● **Input for this task**
☆ ☆ ☆ ☆ ☆ ☆ ☆
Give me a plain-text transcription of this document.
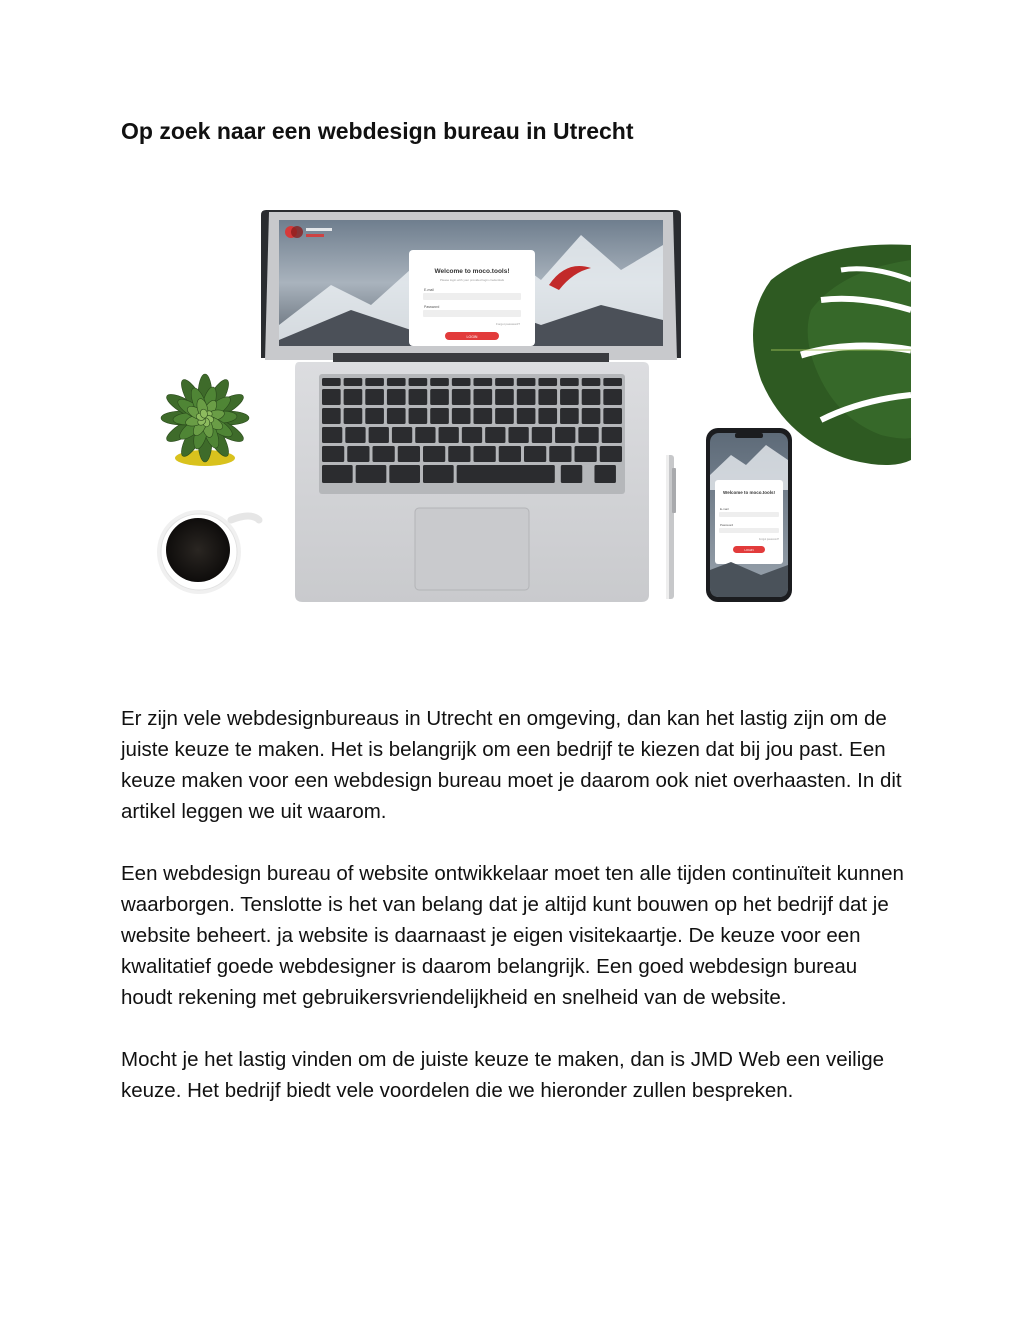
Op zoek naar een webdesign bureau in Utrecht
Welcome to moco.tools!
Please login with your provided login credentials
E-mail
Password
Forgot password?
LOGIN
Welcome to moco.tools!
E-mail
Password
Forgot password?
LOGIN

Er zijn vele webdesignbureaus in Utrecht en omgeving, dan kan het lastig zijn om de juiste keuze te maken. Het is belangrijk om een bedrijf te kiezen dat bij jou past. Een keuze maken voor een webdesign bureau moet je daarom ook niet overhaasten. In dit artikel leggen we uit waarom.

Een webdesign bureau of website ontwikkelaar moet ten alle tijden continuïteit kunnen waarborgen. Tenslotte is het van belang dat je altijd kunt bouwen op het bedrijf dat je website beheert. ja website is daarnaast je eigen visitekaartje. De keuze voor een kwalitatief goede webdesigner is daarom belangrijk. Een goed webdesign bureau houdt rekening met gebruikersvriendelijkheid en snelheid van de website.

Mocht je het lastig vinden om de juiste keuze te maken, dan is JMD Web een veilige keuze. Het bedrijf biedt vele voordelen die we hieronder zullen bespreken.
☆ ☆ ☆ ☆ ☆ ☆ ☆
● **Aim of the task**
Without the pictures, repeat the listing above exactly.

● **Answer to this task**
Give me a plain-text transcription of this document.
Op zoek naar een webdesign bureau in Utrecht
Welcome to moco.tools!
Please login with your provided login credentials
E-mail
Password
Forgot password?
LOGIN
Welcome to moco.tools!
E-mail
Password
Forgot password?
LOGIN

Er zijn vele webdesignbureaus in Utrecht en omgeving, dan kan het lastig zijn om de juiste keuze te maken. Het is belangrijk om een bedrijf te kiezen dat bij jou past. Een keuze maken voor een webdesign bureau moet je daarom ook niet overhaasten. In dit artikel leggen we uit waarom.

Een webdesign bureau of website ontwikkelaar moet ten alle tijden continuïteit kunnen waarborgen. Tenslotte is het van belang dat je altijd kunt bouwen op het bedrijf dat je website beheert. ja website is daarnaast je eigen visitekaartje. De keuze voor een kwalitatief goede webdesigner is daarom belangrijk. Een goed webdesign bureau houdt rekening met gebruikersvriendelijkheid en snelheid van de website.

Mocht je het lastig vinden om de juiste keuze te maken, dan is JMD Web een veilige keuze. Het bedrijf biedt vele voordelen die we hieronder zullen bespreken.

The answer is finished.